Exercise instructions: Please write out the complete listing that follows, exactly as it reads.

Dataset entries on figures
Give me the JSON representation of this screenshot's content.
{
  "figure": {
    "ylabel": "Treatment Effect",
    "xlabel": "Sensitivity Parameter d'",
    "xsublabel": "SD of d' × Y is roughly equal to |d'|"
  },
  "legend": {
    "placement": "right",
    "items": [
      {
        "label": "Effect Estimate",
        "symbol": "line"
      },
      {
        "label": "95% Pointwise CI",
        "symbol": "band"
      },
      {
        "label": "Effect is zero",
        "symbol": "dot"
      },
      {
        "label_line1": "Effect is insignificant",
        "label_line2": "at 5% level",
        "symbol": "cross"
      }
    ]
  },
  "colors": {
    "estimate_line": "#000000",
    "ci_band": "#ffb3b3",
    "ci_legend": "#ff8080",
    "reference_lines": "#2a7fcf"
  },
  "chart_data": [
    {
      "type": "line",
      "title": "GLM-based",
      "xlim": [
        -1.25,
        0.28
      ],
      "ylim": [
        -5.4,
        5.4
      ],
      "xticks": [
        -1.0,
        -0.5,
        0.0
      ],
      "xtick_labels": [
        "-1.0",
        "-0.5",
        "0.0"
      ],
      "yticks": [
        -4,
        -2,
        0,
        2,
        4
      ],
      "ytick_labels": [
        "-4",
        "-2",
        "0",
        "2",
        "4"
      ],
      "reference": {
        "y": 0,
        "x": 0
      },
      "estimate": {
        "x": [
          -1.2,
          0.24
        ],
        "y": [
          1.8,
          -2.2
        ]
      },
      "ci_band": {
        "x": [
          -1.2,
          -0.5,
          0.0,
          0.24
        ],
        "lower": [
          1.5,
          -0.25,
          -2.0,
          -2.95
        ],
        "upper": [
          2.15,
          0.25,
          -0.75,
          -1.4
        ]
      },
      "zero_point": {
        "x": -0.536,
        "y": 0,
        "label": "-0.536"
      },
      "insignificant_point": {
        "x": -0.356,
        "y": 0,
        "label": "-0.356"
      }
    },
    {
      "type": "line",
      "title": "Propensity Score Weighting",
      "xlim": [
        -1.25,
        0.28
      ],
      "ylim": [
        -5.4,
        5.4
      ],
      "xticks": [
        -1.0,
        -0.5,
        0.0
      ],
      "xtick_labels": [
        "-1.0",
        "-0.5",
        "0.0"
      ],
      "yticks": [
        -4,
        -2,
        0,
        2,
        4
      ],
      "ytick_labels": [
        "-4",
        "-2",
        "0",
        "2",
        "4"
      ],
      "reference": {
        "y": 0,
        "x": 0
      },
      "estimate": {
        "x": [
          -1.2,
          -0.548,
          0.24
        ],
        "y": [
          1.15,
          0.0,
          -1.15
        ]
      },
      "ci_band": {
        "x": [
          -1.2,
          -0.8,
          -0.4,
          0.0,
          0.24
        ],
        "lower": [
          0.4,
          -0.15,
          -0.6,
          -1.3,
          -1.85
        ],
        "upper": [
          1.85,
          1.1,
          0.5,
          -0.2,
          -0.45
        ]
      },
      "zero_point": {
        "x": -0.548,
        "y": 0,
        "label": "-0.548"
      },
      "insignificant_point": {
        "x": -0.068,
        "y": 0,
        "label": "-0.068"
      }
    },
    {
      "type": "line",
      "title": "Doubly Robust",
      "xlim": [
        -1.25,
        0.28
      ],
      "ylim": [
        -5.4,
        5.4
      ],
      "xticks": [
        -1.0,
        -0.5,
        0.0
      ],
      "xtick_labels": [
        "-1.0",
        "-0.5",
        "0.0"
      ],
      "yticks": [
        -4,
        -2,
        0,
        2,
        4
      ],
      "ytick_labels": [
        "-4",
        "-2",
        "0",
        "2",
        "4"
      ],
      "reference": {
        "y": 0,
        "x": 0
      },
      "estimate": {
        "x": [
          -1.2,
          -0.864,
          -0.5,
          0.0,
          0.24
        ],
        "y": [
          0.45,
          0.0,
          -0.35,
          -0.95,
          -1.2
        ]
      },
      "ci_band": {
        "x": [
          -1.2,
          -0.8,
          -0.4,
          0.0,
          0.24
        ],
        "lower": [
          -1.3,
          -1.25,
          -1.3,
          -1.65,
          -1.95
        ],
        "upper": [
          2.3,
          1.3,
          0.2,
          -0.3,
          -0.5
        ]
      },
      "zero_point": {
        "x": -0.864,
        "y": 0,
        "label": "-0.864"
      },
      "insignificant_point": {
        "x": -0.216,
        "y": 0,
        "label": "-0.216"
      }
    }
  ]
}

Response to this exercise:
Give me the JSON representation of this screenshot's content.
{
  "figure": {
    "ylabel": "Treatment Effect",
    "xlabel": "Sensitivity Parameter d'",
    "xsublabel": "SD of d' × Y is roughly equal to |d'|"
  },
  "legend": {
    "placement": "right",
    "items": [
      {
        "label": "Effect Estimate",
        "symbol": "line"
      },
      {
        "label": "95% Pointwise CI",
        "symbol": "band"
      },
      {
        "label": "Effect is zero",
        "symbol": "dot"
      },
      {
        "label_line1": "Effect is insignificant",
        "label_line2": "at 5% level",
        "symbol": "cross"
      }
    ]
  },
  "colors": {
    "estimate_line": "#000000",
    "ci_band": "#ffb3b3",
    "ci_legend": "#ff8080",
    "reference_lines": "#2a7fcf"
  },
  "chart_data": [
    {
      "type": "line",
      "title": "GLM-based",
      "xlim": [
        -1.25,
        0.28
      ],
      "ylim": [
        -5.4,
        5.4
      ],
      "xticks": [
        -1.0,
        -0.5,
        0.0
      ],
      "xtick_labels": [
        "-1.0",
        "-0.5",
        "0.0"
      ],
      "yticks": [
        -4,
        -2,
        0,
        2,
        4
      ],
      "ytick_labels": [
        "-4",
        "-2",
        "0",
        "2",
        "4"
      ],
      "reference": {
        "y": 0,
        "x": 0
      },
      "estimate": {
        "x": [
          -1.2,
          0.24
        ],
        "y": [
          1.8,
          -2.2
        ]
      },
      "ci_band": {
        "x": [
          -1.2,
          -0.5,
          0.0,
          0.24
        ],
        "lower": [
          1.5,
          -0.25,
          -2.0,
          -2.95
        ],
        "upper": [
          2.15,
          0.25,
          -0.75,
          -1.4
        ]
      },
      "zero_point": {
        "x": -0.536,
        "y": 0,
        "label": "-0.536"
      },
      "insignificant_point": {
        "x": -0.356,
        "y": 0,
        "label": "-0.356"
      }
    },
    {
      "type": "line",
      "title": "Propensity Score Weighting",
      "xlim": [
        -1.25,
        0.28
      ],
      "ylim": [
        -5.4,
        5.4
      ],
      "xticks": [
        -1.0,
        -0.5,
        0.0
      ],
      "xtick_labels": [
        "-1.0",
        "-0.5",
        "0.0"
      ],
      "yticks": [
        -4,
        -2,
        0,
        2,
        4
      ],
      "ytick_labels": [
        "-4",
        "-2",
        "0",
        "2",
        "4"
      ],
      "reference": {
        "y": 0,
        "x": 0
      },
      "estimate": {
        "x": [
          -1.2,
          -0.548,
          0.24
        ],
        "y": [
          1.15,
          0.0,
          -1.15
        ]
      },
      "ci_band": {
        "x": [
          -1.2,
          -0.8,
          -0.4,
          0.0,
          0.24
        ],
        "lower": [
          0.4,
          -0.15,
          -0.6,
          -1.3,
          -1.85
        ],
        "upper": [
          1.85,
          1.1,
          0.5,
          -0.2,
          -0.45
        ]
      },
      "zero_point": {
        "x": -0.548,
        "y": 0,
        "label": "-0.548"
      },
      "insignificant_point": {
        "x": -0.068,
        "y": 0,
        "label": "-0.068"
      }
    },
    {
      "type": "line",
      "title": "Doubly Robust",
      "xlim": [
        -1.25,
        0.28
      ],
      "ylim": [
        -5.4,
        5.4
      ],
      "xticks": [
        -1.0,
        -0.5,
        0.0
      ],
      "xtick_labels": [
        "-1.0",
        "-0.5",
        "0.0"
      ],
      "yticks": [
        -4,
        -2,
        0,
        2,
        4
      ],
      "ytick_labels": [
        "-4",
        "-2",
        "0",
        "2",
        "4"
      ],
      "reference": {
        "y": 0,
        "x": 0
      },
      "estimate": {
        "x": [
          -1.2,
          -0.864,
          -0.5,
          0.0,
          0.24
        ],
        "y": [
          0.45,
          0.0,
          -0.35,
          -0.95,
          -1.2
        ]
      },
      "ci_band": {
        "x": [
          -1.2,
          -0.8,
          -0.4,
          0.0,
          0.24
        ],
        "lower": [
          -1.3,
          -1.25,
          -1.3,
          -1.65,
          -1.95
        ],
        "upper": [
          2.3,
          1.3,
          0.2,
          -0.3,
          -0.5
        ]
      },
      "zero_point": {
        "x": -0.864,
        "y": 0,
        "label": "-0.864"
      },
      "insignificant_point": {
        "x": -0.216,
        "y": 0,
        "label": "-0.216"
      }
    }
  ]
}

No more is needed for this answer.